Problem statement: Repeat the records word for word, excluding any picture.

Data lines:
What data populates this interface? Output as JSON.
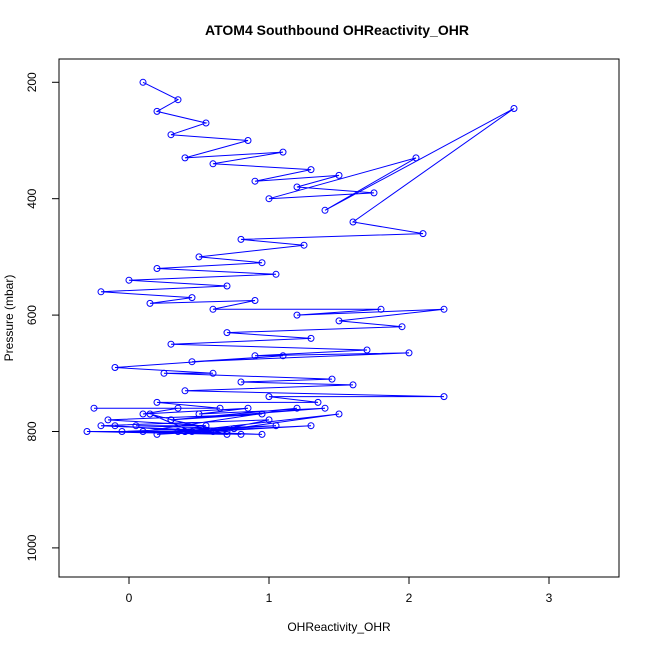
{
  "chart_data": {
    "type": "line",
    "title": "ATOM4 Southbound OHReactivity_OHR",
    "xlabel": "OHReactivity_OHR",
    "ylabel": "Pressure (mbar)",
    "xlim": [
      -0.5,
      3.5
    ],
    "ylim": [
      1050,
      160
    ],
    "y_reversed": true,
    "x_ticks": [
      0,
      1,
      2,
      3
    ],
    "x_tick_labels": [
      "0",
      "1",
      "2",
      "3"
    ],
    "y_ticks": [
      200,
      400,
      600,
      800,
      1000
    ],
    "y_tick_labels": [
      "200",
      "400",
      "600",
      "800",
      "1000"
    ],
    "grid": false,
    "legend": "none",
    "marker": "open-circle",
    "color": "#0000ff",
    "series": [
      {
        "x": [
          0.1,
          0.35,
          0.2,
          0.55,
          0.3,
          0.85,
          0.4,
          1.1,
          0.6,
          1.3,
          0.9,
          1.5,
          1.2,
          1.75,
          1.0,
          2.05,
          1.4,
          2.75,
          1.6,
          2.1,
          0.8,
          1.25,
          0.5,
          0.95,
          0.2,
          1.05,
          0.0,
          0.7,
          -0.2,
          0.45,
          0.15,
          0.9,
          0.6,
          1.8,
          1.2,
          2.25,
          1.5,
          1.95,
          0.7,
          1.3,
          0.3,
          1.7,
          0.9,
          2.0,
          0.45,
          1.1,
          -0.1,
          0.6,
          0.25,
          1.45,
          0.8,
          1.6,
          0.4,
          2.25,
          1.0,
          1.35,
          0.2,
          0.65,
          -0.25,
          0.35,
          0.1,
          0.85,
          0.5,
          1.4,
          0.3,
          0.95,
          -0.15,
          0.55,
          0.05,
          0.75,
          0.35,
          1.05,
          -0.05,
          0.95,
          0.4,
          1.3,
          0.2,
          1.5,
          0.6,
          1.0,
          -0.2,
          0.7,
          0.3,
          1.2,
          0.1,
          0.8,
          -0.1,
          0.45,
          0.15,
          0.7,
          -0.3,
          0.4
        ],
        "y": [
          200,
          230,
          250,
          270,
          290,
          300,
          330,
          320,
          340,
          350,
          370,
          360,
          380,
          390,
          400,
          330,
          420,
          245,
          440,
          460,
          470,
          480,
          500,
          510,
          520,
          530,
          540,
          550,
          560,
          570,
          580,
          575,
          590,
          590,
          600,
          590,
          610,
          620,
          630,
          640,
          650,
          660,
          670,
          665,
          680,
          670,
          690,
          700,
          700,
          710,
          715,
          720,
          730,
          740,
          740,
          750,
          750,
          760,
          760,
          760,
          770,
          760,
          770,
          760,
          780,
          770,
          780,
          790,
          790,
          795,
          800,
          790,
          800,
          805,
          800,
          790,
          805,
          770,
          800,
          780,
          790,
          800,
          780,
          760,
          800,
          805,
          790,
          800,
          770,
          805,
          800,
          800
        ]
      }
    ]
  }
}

Written response:
What data populates this interface? Output as JSON.
{
  "chart_data": {
    "type": "line",
    "title": "ATOM4 Southbound OHReactivity_OHR",
    "xlabel": "OHReactivity_OHR",
    "ylabel": "Pressure (mbar)",
    "xlim": [
      -0.5,
      3.5
    ],
    "ylim": [
      1050,
      160
    ],
    "y_reversed": true,
    "x_ticks": [
      0,
      1,
      2,
      3
    ],
    "x_tick_labels": [
      "0",
      "1",
      "2",
      "3"
    ],
    "y_ticks": [
      200,
      400,
      600,
      800,
      1000
    ],
    "y_tick_labels": [
      "200",
      "400",
      "600",
      "800",
      "1000"
    ],
    "grid": false,
    "legend": "none",
    "marker": "open-circle",
    "color": "#0000ff",
    "series": [
      {
        "x": [
          0.1,
          0.35,
          0.2,
          0.55,
          0.3,
          0.85,
          0.4,
          1.1,
          0.6,
          1.3,
          0.9,
          1.5,
          1.2,
          1.75,
          1.0,
          2.05,
          1.4,
          2.75,
          1.6,
          2.1,
          0.8,
          1.25,
          0.5,
          0.95,
          0.2,
          1.05,
          0.0,
          0.7,
          -0.2,
          0.45,
          0.15,
          0.9,
          0.6,
          1.8,
          1.2,
          2.25,
          1.5,
          1.95,
          0.7,
          1.3,
          0.3,
          1.7,
          0.9,
          2.0,
          0.45,
          1.1,
          -0.1,
          0.6,
          0.25,
          1.45,
          0.8,
          1.6,
          0.4,
          2.25,
          1.0,
          1.35,
          0.2,
          0.65,
          -0.25,
          0.35,
          0.1,
          0.85,
          0.5,
          1.4,
          0.3,
          0.95,
          -0.15,
          0.55,
          0.05,
          0.75,
          0.35,
          1.05,
          -0.05,
          0.95,
          0.4,
          1.3,
          0.2,
          1.5,
          0.6,
          1.0,
          -0.2,
          0.7,
          0.3,
          1.2,
          0.1,
          0.8,
          -0.1,
          0.45,
          0.15,
          0.7,
          -0.3,
          0.4
        ],
        "y": [
          200,
          230,
          250,
          270,
          290,
          300,
          330,
          320,
          340,
          350,
          370,
          360,
          380,
          390,
          400,
          330,
          420,
          245,
          440,
          460,
          470,
          480,
          500,
          510,
          520,
          530,
          540,
          550,
          560,
          570,
          580,
          575,
          590,
          590,
          600,
          590,
          610,
          620,
          630,
          640,
          650,
          660,
          670,
          665,
          680,
          670,
          690,
          700,
          700,
          710,
          715,
          720,
          730,
          740,
          740,
          750,
          750,
          760,
          760,
          760,
          770,
          760,
          770,
          760,
          780,
          770,
          780,
          790,
          790,
          795,
          800,
          790,
          800,
          805,
          800,
          790,
          805,
          770,
          800,
          780,
          790,
          800,
          780,
          760,
          800,
          805,
          790,
          800,
          770,
          805,
          800,
          800
        ]
      }
    ]
  }
}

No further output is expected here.